## WHAT YOU WILL DO
Extract the records below word for word and ignore the images.

Stored records

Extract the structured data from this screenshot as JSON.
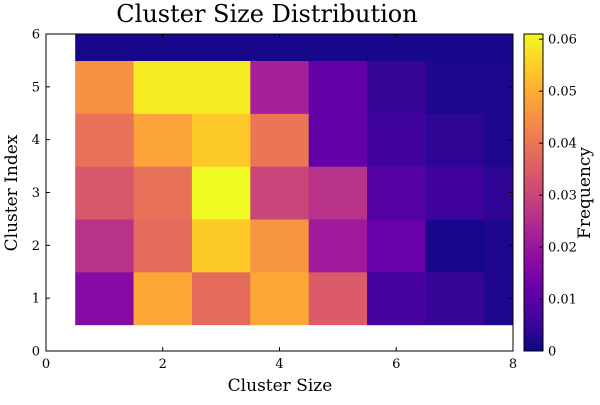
{
  "chart_data": {
    "type": "heatmap",
    "title": "Cluster Size Distribution",
    "xlabel": "Cluster Size",
    "ylabel": "Cluster Index",
    "colorbar_label": "Frequency",
    "xlim": [
      0,
      8
    ],
    "ylim": [
      0,
      6
    ],
    "x_ticks": [
      0,
      2,
      4,
      6,
      8
    ],
    "y_ticks": [
      0,
      1,
      2,
      3,
      4,
      5,
      6
    ],
    "colorbar_range": [
      0,
      0.061
    ],
    "colorbar_ticks": [
      "0",
      "0.01",
      "0.02",
      "0.03",
      "0.04",
      "0.05",
      "0.06"
    ],
    "colormap": "plasma",
    "grid": false,
    "x_centers": [
      1,
      2,
      3,
      4,
      5,
      6,
      7,
      8
    ],
    "y_centers": [
      1,
      2,
      3,
      4,
      5,
      6
    ],
    "values": [
      [
        0.017,
        0.049,
        0.038,
        0.049,
        0.035,
        0.007,
        0.005,
        0.002
      ],
      [
        0.026,
        0.038,
        0.054,
        0.046,
        0.021,
        0.012,
        0.001,
        0.002
      ],
      [
        0.034,
        0.039,
        0.061,
        0.03,
        0.026,
        0.009,
        0.006,
        0.004
      ],
      [
        0.039,
        0.048,
        0.054,
        0.04,
        0.011,
        0.006,
        0.004,
        0.002
      ],
      [
        0.045,
        0.059,
        0.059,
        0.022,
        0.011,
        0.005,
        0.002,
        0.002
      ],
      [
        0.001,
        0.001,
        0.001,
        0.001,
        0.001,
        0.001,
        0.001,
        0.001
      ]
    ]
  }
}
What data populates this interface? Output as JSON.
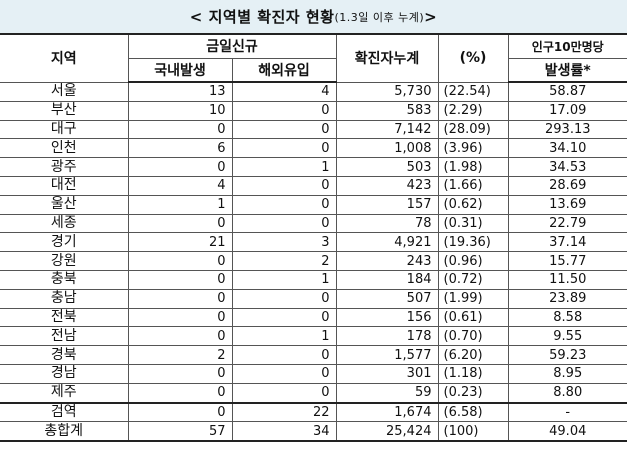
{
  "title": {
    "main": "< 지역별 확진자 현황",
    "sub": "(1.3일 이후 누계)",
    "end": " >"
  },
  "headers": {
    "region": "지역",
    "new_today": "금일신규",
    "domestic": "국내발생",
    "imported": "해외유입",
    "cumulative": "확진자누계",
    "percent": "(%)",
    "rate_line1": "인구10만명당",
    "rate_line2": "발생률*"
  },
  "rows": [
    {
      "region": "서울",
      "domestic": "13",
      "imported": "4",
      "cumulative": "5,730",
      "percent": "(22.54)",
      "rate": "58.87"
    },
    {
      "region": "부산",
      "domestic": "10",
      "imported": "0",
      "cumulative": "583",
      "percent": "(2.29)",
      "rate": "17.09"
    },
    {
      "region": "대구",
      "domestic": "0",
      "imported": "0",
      "cumulative": "7,142",
      "percent": "(28.09)",
      "rate": "293.13"
    },
    {
      "region": "인천",
      "domestic": "6",
      "imported": "0",
      "cumulative": "1,008",
      "percent": "(3.96)",
      "rate": "34.10"
    },
    {
      "region": "광주",
      "domestic": "0",
      "imported": "1",
      "cumulative": "503",
      "percent": "(1.98)",
      "rate": "34.53"
    },
    {
      "region": "대전",
      "domestic": "4",
      "imported": "0",
      "cumulative": "423",
      "percent": "(1.66)",
      "rate": "28.69"
    },
    {
      "region": "울산",
      "domestic": "1",
      "imported": "0",
      "cumulative": "157",
      "percent": "(0.62)",
      "rate": "13.69"
    },
    {
      "region": "세종",
      "domestic": "0",
      "imported": "0",
      "cumulative": "78",
      "percent": "(0.31)",
      "rate": "22.79"
    },
    {
      "region": "경기",
      "domestic": "21",
      "imported": "3",
      "cumulative": "4,921",
      "percent": "(19.36)",
      "rate": "37.14"
    },
    {
      "region": "강원",
      "domestic": "0",
      "imported": "2",
      "cumulative": "243",
      "percent": "(0.96)",
      "rate": "15.77"
    },
    {
      "region": "충북",
      "domestic": "0",
      "imported": "1",
      "cumulative": "184",
      "percent": "(0.72)",
      "rate": "11.50"
    },
    {
      "region": "충남",
      "domestic": "0",
      "imported": "0",
      "cumulative": "507",
      "percent": "(1.99)",
      "rate": "23.89"
    },
    {
      "region": "전북",
      "domestic": "0",
      "imported": "0",
      "cumulative": "156",
      "percent": "(0.61)",
      "rate": "8.58"
    },
    {
      "region": "전남",
      "domestic": "0",
      "imported": "1",
      "cumulative": "178",
      "percent": "(0.70)",
      "rate": "9.55"
    },
    {
      "region": "경북",
      "domestic": "2",
      "imported": "0",
      "cumulative": "1,577",
      "percent": "(6.20)",
      "rate": "59.23"
    },
    {
      "region": "경남",
      "domestic": "0",
      "imported": "0",
      "cumulative": "301",
      "percent": "(1.18)",
      "rate": "8.95"
    },
    {
      "region": "제주",
      "domestic": "0",
      "imported": "0",
      "cumulative": "59",
      "percent": "(0.23)",
      "rate": "8.80"
    },
    {
      "region": "검역",
      "domestic": "0",
      "imported": "22",
      "cumulative": "1,674",
      "percent": "(6.58)",
      "rate": "-"
    },
    {
      "region": "총합계",
      "domestic": "57",
      "imported": "34",
      "cumulative": "25,424",
      "percent": "(100)",
      "rate": "49.04"
    }
  ]
}
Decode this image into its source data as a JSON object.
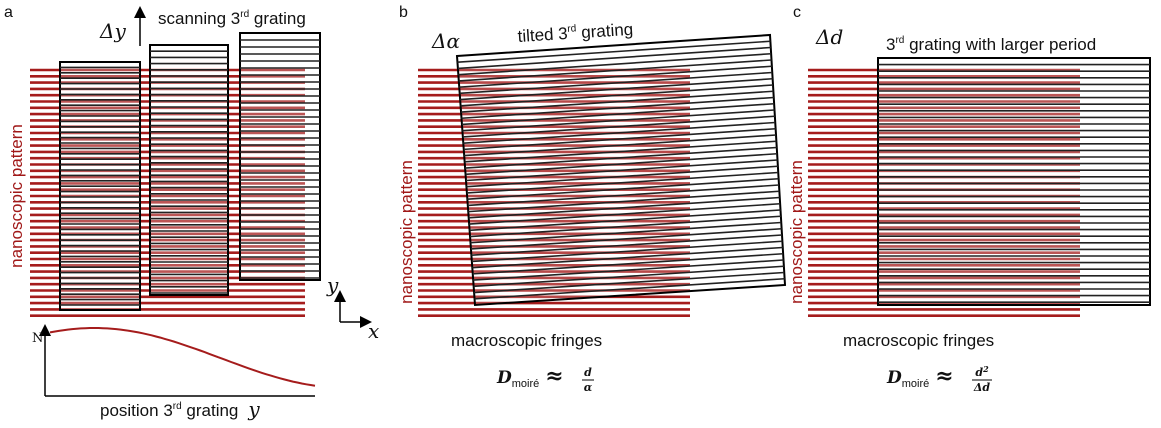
{
  "panels": [
    {
      "label": "a",
      "delta": "Δy",
      "grating_label": {
        "pre": "scanning 3",
        "sup": "rd",
        "post": " grating"
      },
      "pattern_label": "nanoscopic pattern",
      "axis_y": "y",
      "axis_x": "x",
      "plot_y_label": "N",
      "plot_x_label": {
        "pre": "position 3",
        "sup": "rd",
        "post": " grating"
      },
      "plot_x_var": "y"
    },
    {
      "label": "b",
      "delta": "Δα",
      "grating_label": {
        "pre": "tilted 3",
        "sup": "rd",
        "post": " grating"
      },
      "pattern_label": "nanoscopic pattern",
      "fringes_label": "macroscopic fringes",
      "formula": {
        "D": "D",
        "sub": "moiré",
        "approx": "≈",
        "num": "d",
        "den": "α"
      }
    },
    {
      "label": "c",
      "delta": "Δd",
      "grating_label": {
        "pre": "3",
        "sup": "rd",
        "post": " grating with larger period"
      },
      "pattern_label": "nanoscopic pattern",
      "fringes_label": "macroscopic fringes",
      "formula": {
        "D": "D",
        "sub": "moiré",
        "approx": "≈",
        "num": "d",
        "num_sup": "2",
        "den": "Δd"
      }
    }
  ]
}
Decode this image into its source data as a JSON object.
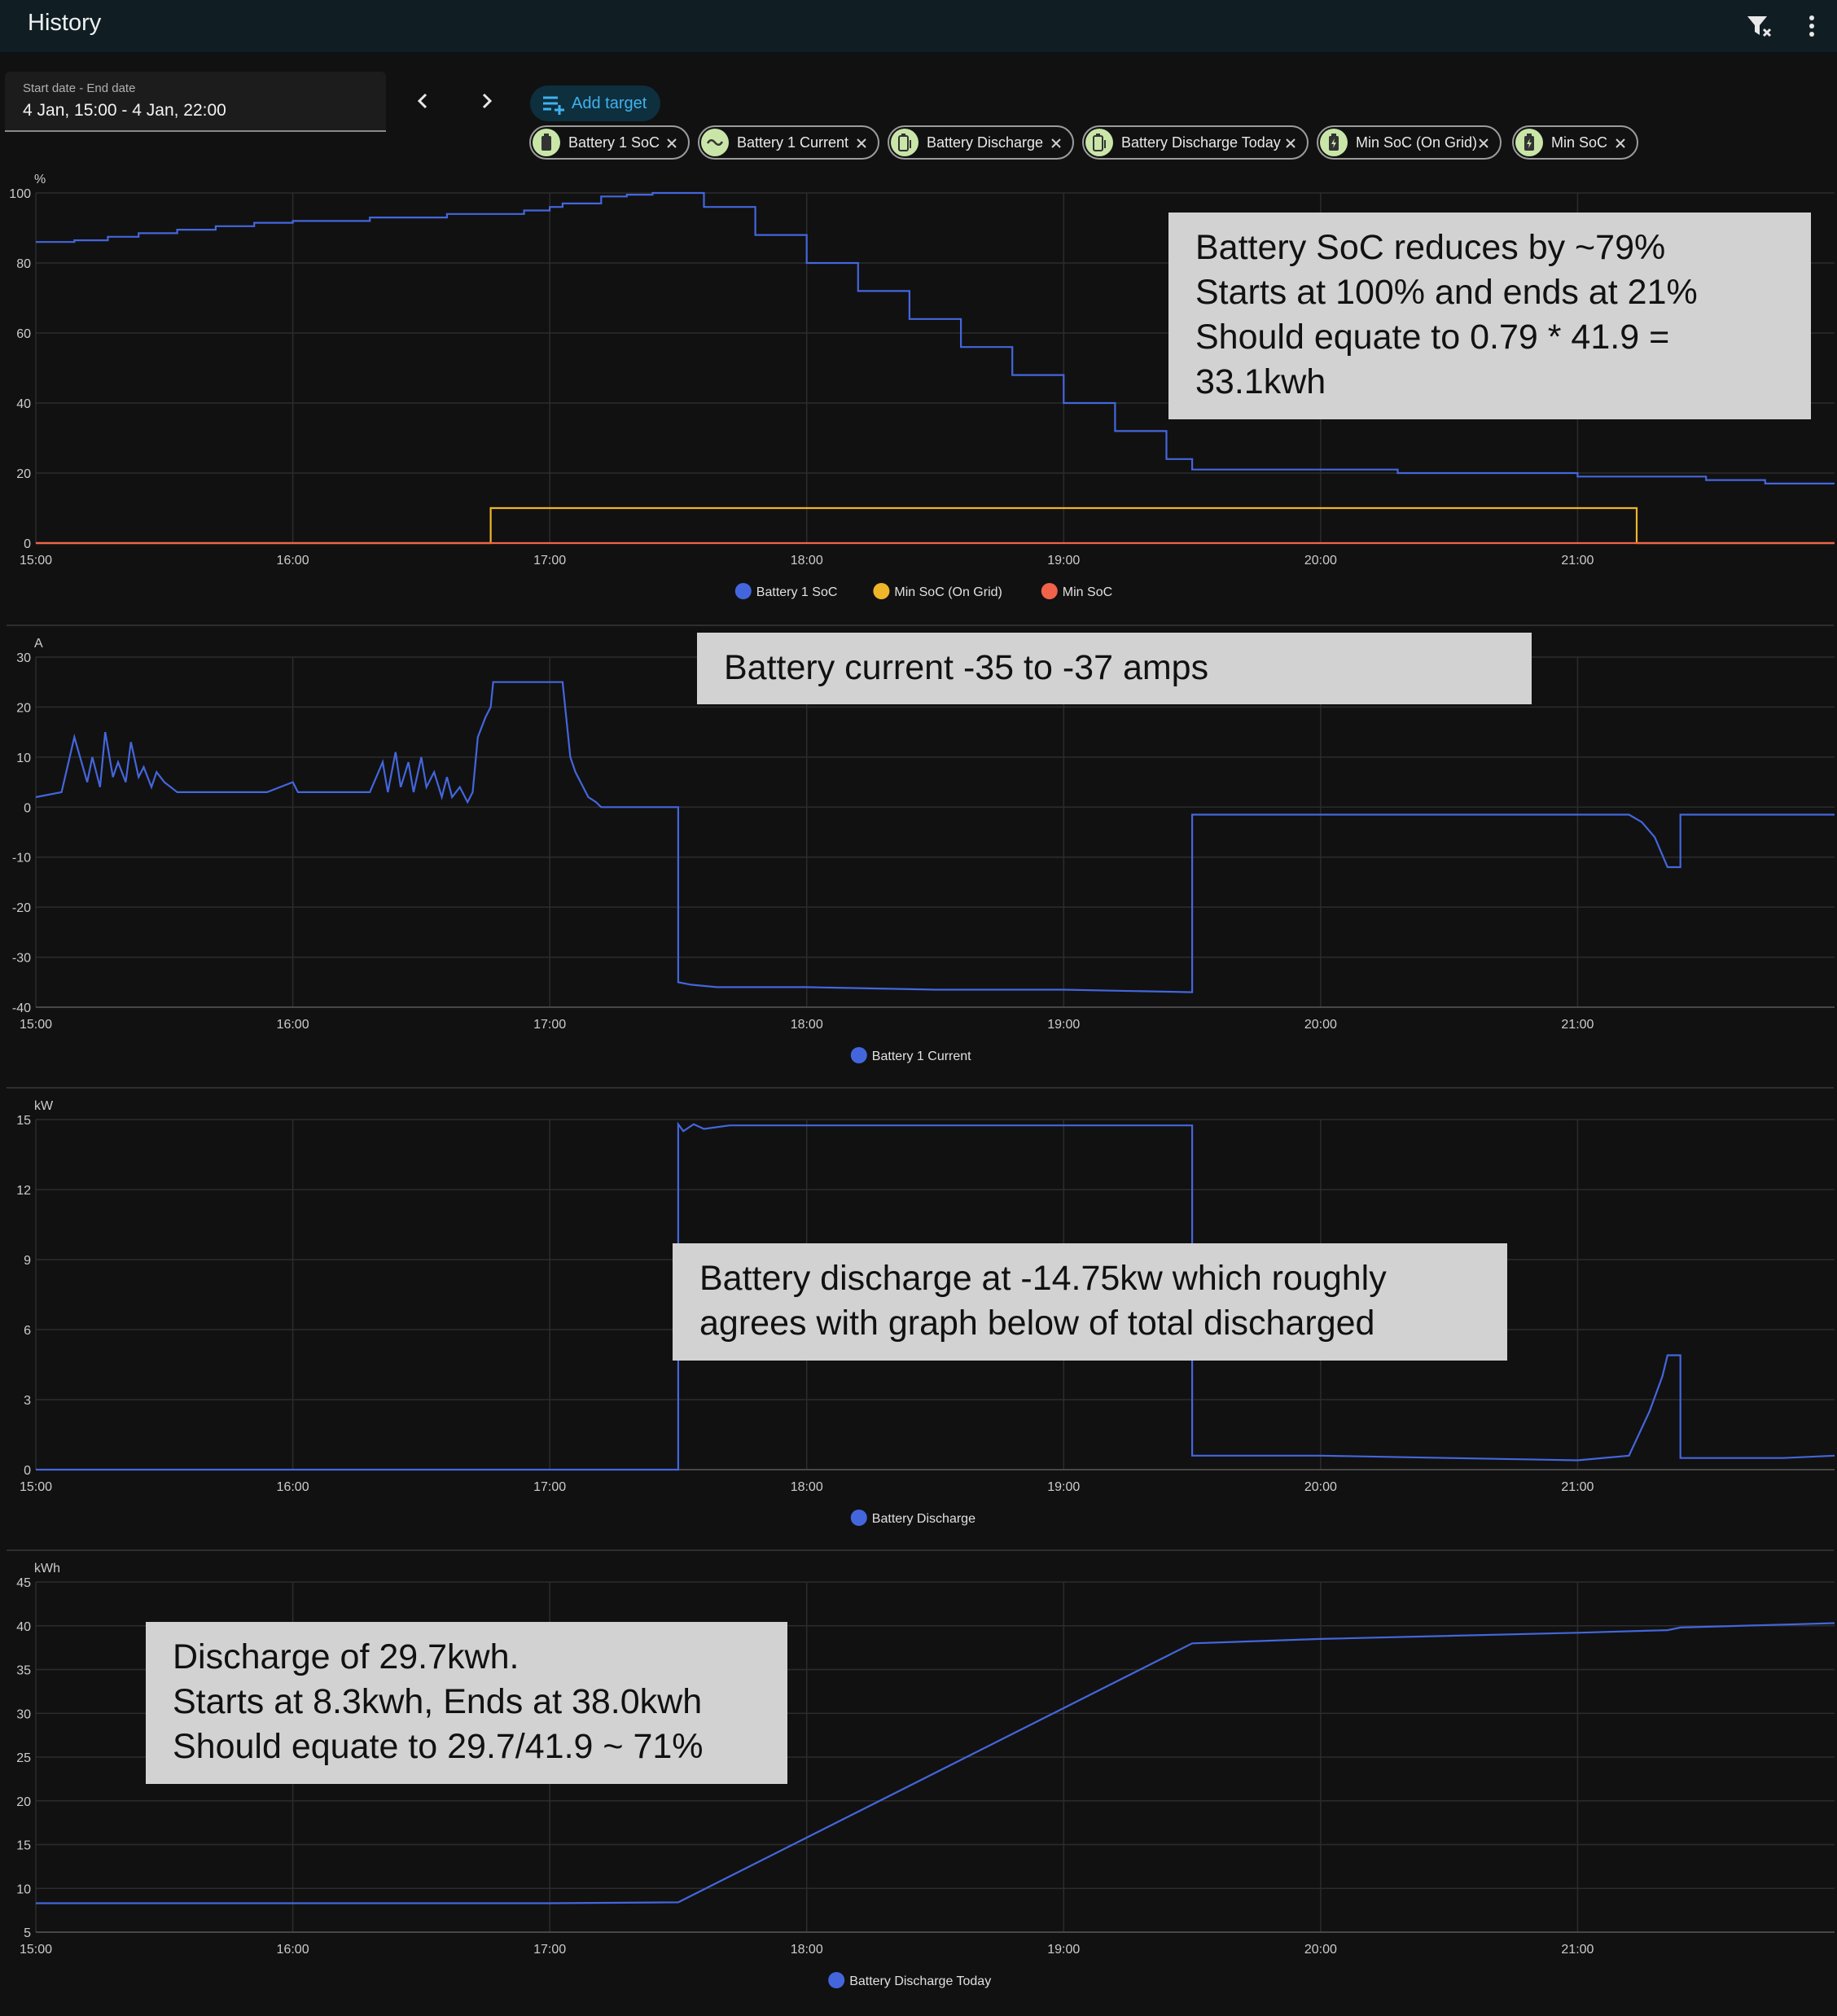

## THE COMPLETED TASK
Extract the structured data from this screenshot as JSON.
{
  "chart_data": {
    "type": "heatmap",
    "title": "Cluster Size Distribution",
    "xlabel": "Cluster Size",
    "ylabel": "Cluster Index",
    "colorbar_label": "Frequency",
    "xlim": [
      0,
      8
    ],
    "ylim": [
      0,
      6
    ],
    "x_ticks": [
      0,
      2,
      4,
      6,
      8
    ],
    "y_ticks": [
      0,
      1,
      2,
      3,
      4,
      5,
      6
    ],
    "colorbar_range": [
      0,
      0.061
    ],
    "colorbar_ticks": [
      "0",
      "0.01",
      "0.02",
      "0.03",
      "0.04",
      "0.05",
      "0.06"
    ],
    "colormap": "plasma",
    "grid": false,
    "x_centers": [
      1,
      2,
      3,
      4,
      5,
      6,
      7,
      8
    ],
    "y_centers": [
      1,
      2,
      3,
      4,
      5,
      6
    ],
    "values": [
      [
        0.017,
        0.049,
        0.038,
        0.049,
        0.035,
        0.007,
        0.005,
        0.002
      ],
      [
        0.026,
        0.038,
        0.054,
        0.046,
        0.021,
        0.012,
        0.001,
        0.002
      ],
      [
        0.034,
        0.039,
        0.061,
        0.03,
        0.026,
        0.009,
        0.006,
        0.004
      ],
      [
        0.039,
        0.048,
        0.054,
        0.04,
        0.011,
        0.006,
        0.004,
        0.002
      ],
      [
        0.045,
        0.059,
        0.059,
        0.022,
        0.011,
        0.005,
        0.002,
        0.002
      ],
      [
        0.001,
        0.001,
        0.001,
        0.001,
        0.001,
        0.001,
        0.001,
        0.001
      ]
    ]
  }
}
What data populates this interface? Output as JSON.
{
  "title": {
    "main": "< 지역별 확진자 현황",
    "sub": "(1.3일 이후 누계)",
    "end": " >"
  },
  "headers": {
    "region": "지역",
    "new_today": "금일신규",
    "domestic": "국내발생",
    "imported": "해외유입",
    "cumulative": "확진자누계",
    "percent": "(%)",
    "rate_line1": "인구10만명당",
    "rate_line2": "발생률*"
  },
  "rows": [
    {
      "region": "서울",
      "domestic": "13",
      "imported": "4",
      "cumulative": "5,730",
      "percent": "(22.54)",
      "rate": "58.87"
    },
    {
      "region": "부산",
      "domestic": "10",
      "imported": "0",
      "cumulative": "583",
      "percent": "(2.29)",
      "rate": "17.09"
    },
    {
      "region": "대구",
      "domestic": "0",
      "imported": "0",
      "cumulative": "7,142",
      "percent": "(28.09)",
      "rate": "293.13"
    },
    {
      "region": "인천",
      "domestic": "6",
      "imported": "0",
      "cumulative": "1,008",
      "percent": "(3.96)",
      "rate": "34.10"
    },
    {
      "region": "광주",
      "domestic": "0",
      "imported": "1",
      "cumulative": "503",
      "percent": "(1.98)",
      "rate": "34.53"
    },
    {
      "region": "대전",
      "domestic": "4",
      "imported": "0",
      "cumulative": "423",
      "percent": "(1.66)",
      "rate": "28.69"
    },
    {
      "region": "울산",
      "domestic": "1",
      "imported": "0",
      "cumulative": "157",
      "percent": "(0.62)",
      "rate": "13.69"
    },
    {
      "region": "세종",
      "domestic": "0",
      "imported": "0",
      "cumulative": "78",
      "percent": "(0.31)",
      "rate": "22.79"
    },
    {
      "region": "경기",
      "domestic": "21",
      "imported": "3",
      "cumulative": "4,921",
      "percent": "(19.36)",
      "rate": "37.14"
    },
    {
      "region": "강원",
      "domestic": "0",
      "imported": "2",
      "cumulative": "243",
      "percent": "(0.96)",
      "rate": "15.77"
    },
    {
      "region": "충북",
      "domestic": "0",
      "imported": "1",
      "cumulative": "184",
      "percent": "(0.72)",
      "rate": "11.50"
    },
    {
      "region": "충남",
      "domestic": "0",
      "imported": "0",
      "cumulative": "507",
      "percent": "(1.99)",
      "rate": "23.89"
    },
    {
      "region": "전북",
      "domestic": "0",
      "imported": "0",
      "cumulative": "156",
      "percent": "(0.61)",
      "rate": "8.58"
    },
    {
      "region": "전남",
      "domestic": "0",
      "imported": "1",
      "cumulative": "178",
      "percent": "(0.70)",
      "rate": "9.55"
    },
    {
      "region": "경북",
      "domestic": "2",
      "imported": "0",
      "cumulative": "1,577",
      "percent": "(6.20)",
      "rate": "59.23"
    },
    {
      "region": "경남",
      "domestic": "0",
      "imported": "0",
      "cumulative": "301",
      "percent": "(1.18)",
      "rate": "8.95"
    },
    {
      "region": "제주",
      "domestic": "0",
      "imported": "0",
      "cumulative": "59",
      "percent": "(0.23)",
      "rate": "8.80"
    },
    {
      "region": "검역",
      "domestic": "0",
      "imported": "22",
      "cumulative": "1,674",
      "percent": "(6.58)",
      "rate": "-"
    },
    {
      "region": "총합계",
      "domestic": "57",
      "imported": "34",
      "cumulative": "25,424",
      "percent": "(100)",
      "rate": "49.04"
    }
  ]
}
Decode this image into its source data as a JSON object.
{
  "panels": [
    {
      "label": "a",
      "delta": "Δy",
      "grating_label": {
        "pre": "scanning 3",
        "sup": "rd",
        "post": " grating"
      },
      "pattern_label": "nanoscopic pattern",
      "axis_y": "y",
      "axis_x": "x",
      "plot_y_label": "N",
      "plot_x_label": {
        "pre": "position 3",
        "sup": "rd",
        "post": " grating"
      },
      "plot_x_var": "y"
    },
    {
      "label": "b",
      "delta": "Δα",
      "grating_label": {
        "pre": "tilted 3",
        "sup": "rd",
        "post": " grating"
      },
      "pattern_label": "nanoscopic pattern",
      "fringes_label": "macroscopic fringes",
      "formula": {
        "D": "D",
        "sub": "moiré",
        "approx": "≈",
        "num": "d",
        "den": "α"
      }
    },
    {
      "label": "c",
      "delta": "Δd",
      "grating_label": {
        "pre": "3",
        "sup": "rd",
        "post": " grating with larger period"
      },
      "pattern_label": "nanoscopic pattern",
      "fringes_label": "macroscopic fringes",
      "formula": {
        "D": "D",
        "sub": "moiré",
        "approx": "≈",
        "num": "d",
        "num_sup": "2",
        "den": "Δd"
      }
    }
  ]
}
Decode this image into its source data as a JSON object.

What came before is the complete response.